▶ **Task objective**: Read through the data and report every line in which the word "Helps" occurs.

▶ **Data listing**:
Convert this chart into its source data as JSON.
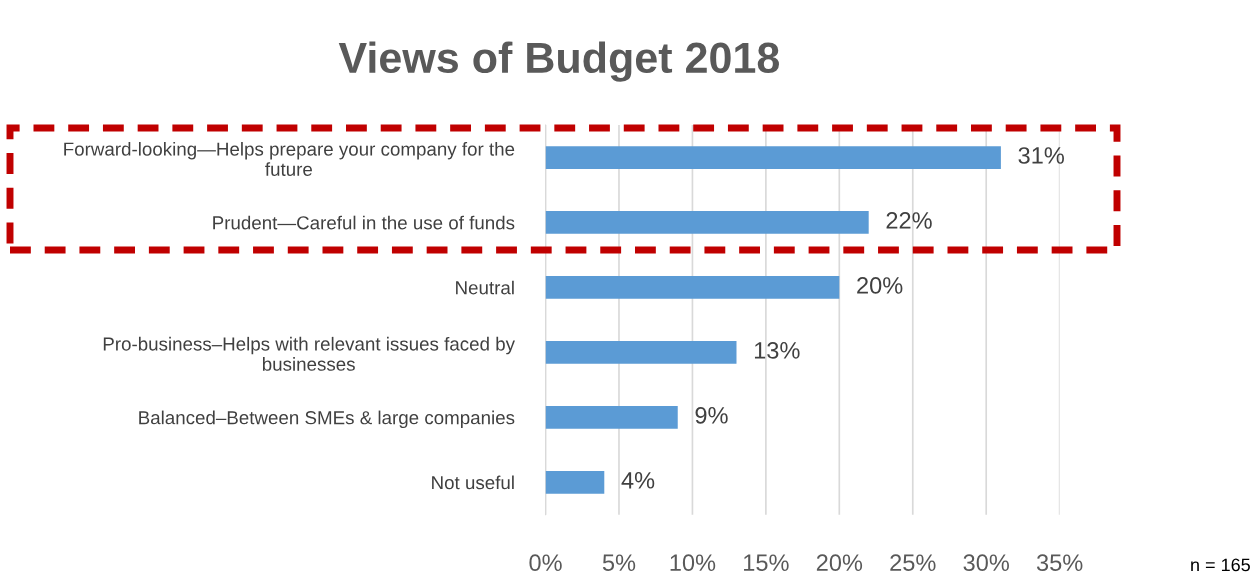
{
  "chart_data": {
    "type": "bar",
    "orientation": "horizontal",
    "title": "Views of Budget 2018",
    "categories": [
      "Forward-looking—Helps prepare your company for the future",
      "Prudent—Careful in the use of funds",
      "Neutral",
      "Pro-business–Helps with relevant issues faced by businesses",
      "Balanced–Between SMEs & large companies",
      "Not useful"
    ],
    "values": [
      31,
      22,
      20,
      13,
      9,
      4
    ],
    "color": "#5b9bd5",
    "value_labels": [
      "31%",
      "22%",
      "20%",
      "13%",
      "9%",
      "4%"
    ],
    "xlim": [
      0,
      35
    ],
    "xticks": [
      {
        "value": 0,
        "label": "0%"
      },
      {
        "value": 5,
        "label": "5%"
      },
      {
        "value": 10,
        "label": "10%"
      },
      {
        "value": 15,
        "label": "15%"
      },
      {
        "value": 20,
        "label": "20%"
      },
      {
        "value": 25,
        "label": "25%"
      },
      {
        "value": 30,
        "label": "30%"
      },
      {
        "value": 35,
        "label": "35%"
      }
    ],
    "grid": "x",
    "legend": false,
    "annotations": [
      "n = 165"
    ]
  }
}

▶ **Output of the task**:
      "Forward-looking—Helps prepare your company for the future",
      "Pro-business–Helps with relevant issues faced by businesses",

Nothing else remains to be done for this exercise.